- WHAT THE TASK REQUIRES -
Extract every line below, verbatim.
### DATA LISTING ###
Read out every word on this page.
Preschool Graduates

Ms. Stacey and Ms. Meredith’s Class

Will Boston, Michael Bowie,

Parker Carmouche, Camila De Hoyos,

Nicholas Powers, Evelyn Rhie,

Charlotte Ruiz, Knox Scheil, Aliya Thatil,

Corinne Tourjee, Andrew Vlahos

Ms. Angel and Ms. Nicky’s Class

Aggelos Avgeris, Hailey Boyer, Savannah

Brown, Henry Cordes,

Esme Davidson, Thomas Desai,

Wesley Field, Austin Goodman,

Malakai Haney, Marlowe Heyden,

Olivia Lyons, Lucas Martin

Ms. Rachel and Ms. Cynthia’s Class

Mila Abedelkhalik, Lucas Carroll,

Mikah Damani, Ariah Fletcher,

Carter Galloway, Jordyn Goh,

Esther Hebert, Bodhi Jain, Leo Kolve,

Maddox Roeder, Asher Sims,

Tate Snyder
###
- TASK RESPONSE -
Read out every word on this page.
Preschool Graduates

Ms. Stacey and Ms. Meredith’s Class

Will Boston, Michael Bowie,

Parker Carmouche, Camila De Hoyos,

Nicholas Powers, Evelyn Rhie,

Charlotte Ruiz, Knox Scheil, Aliya Thatil,

Corinne Tourjee, Andrew Vlahos

Ms. Angel and Ms. Nicky’s Class

Aggelos Avgeris, Hailey Boyer, Savannah

Brown, Henry Cordes,

Esme Davidson, Thomas Desai,

Wesley Field, Austin Goodman,

Malakai Haney, Marlowe Heyden,

Olivia Lyons, Lucas Martin

Ms. Rachel and Ms. Cynthia’s Class

Mila Abedelkhalik, Lucas Carroll,

Mikah Damani, Ariah Fletcher,

Carter Galloway, Jordyn Goh,

Esther Hebert, Bodhi Jain, Leo Kolve,

Maddox Roeder, Asher Sims,

Tate Snyder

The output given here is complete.